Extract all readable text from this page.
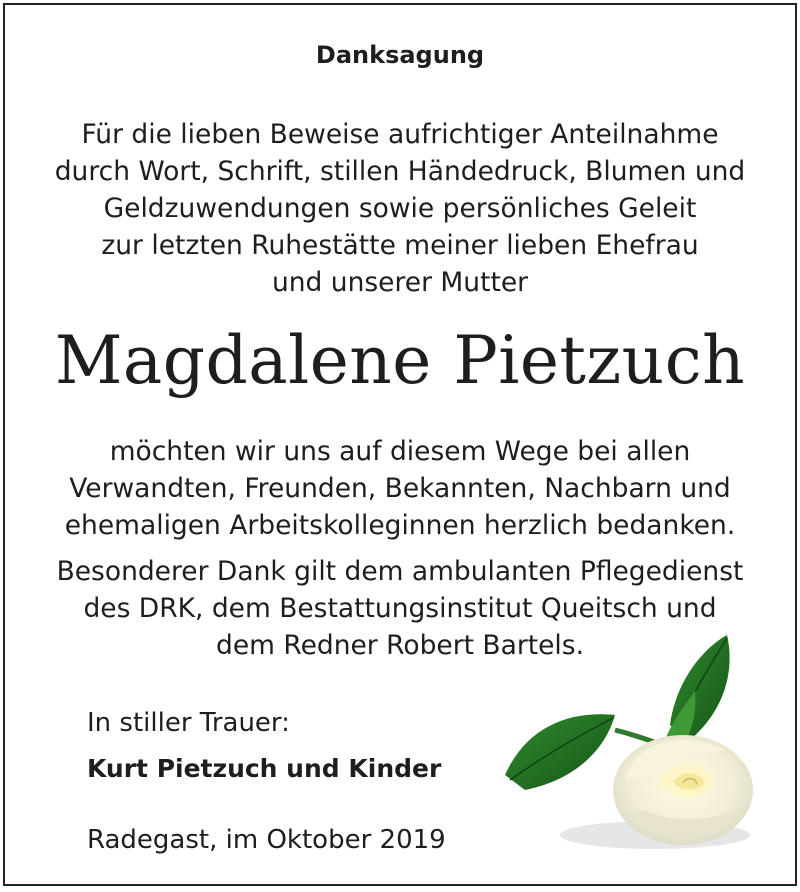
Danksagung
Für die lieben Beweise aufrichtiger Anteilnahme
durch Wort, Schrift, stillen Händedruck, Blumen und
Geldzuwendungen sowie persönliches Geleit
zur letzten Ruhestätte meiner lieben Ehefrau
und unserer Mutter
Magdalene Pietzuch
möchten wir uns auf diesem Wege bei allen
Verwandten, Freunden, Bekannten, Nachbarn und
ehemaligen Arbeitskolleginnen herzlich bedanken.
Besonderer Dank gilt dem ambulanten Pflegedienst
des DRK, dem Bestattungsinstitut Queitsch und
dem Redner Robert Bartels.
In stiller Trauer:
Kurt Pietzuch und Kinder
Radegast, im Oktober 2019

§

Exact duplication of all the records is required; pictures are omitted from the copy.

Extract all readable text from this page.
Danksagung
Für die lieben Beweise aufrichtiger Anteilnahme
durch Wort, Schrift, stillen Händedruck, Blumen und
Geldzuwendungen sowie persönliches Geleit
zur letzten Ruhestätte meiner lieben Ehefrau
und unserer Mutter
Magdalene Pietzuch
möchten wir uns auf diesem Wege bei allen
Verwandten, Freunden, Bekannten, Nachbarn und
ehemaligen Arbeitskolleginnen herzlich bedanken.
Besonderer Dank gilt dem ambulanten Pflegedienst
des DRK, dem Bestattungsinstitut Queitsch und
dem Redner Robert Bartels.
In stiller Trauer:
Kurt Pietzuch und Kinder
Radegast, im Oktober 2019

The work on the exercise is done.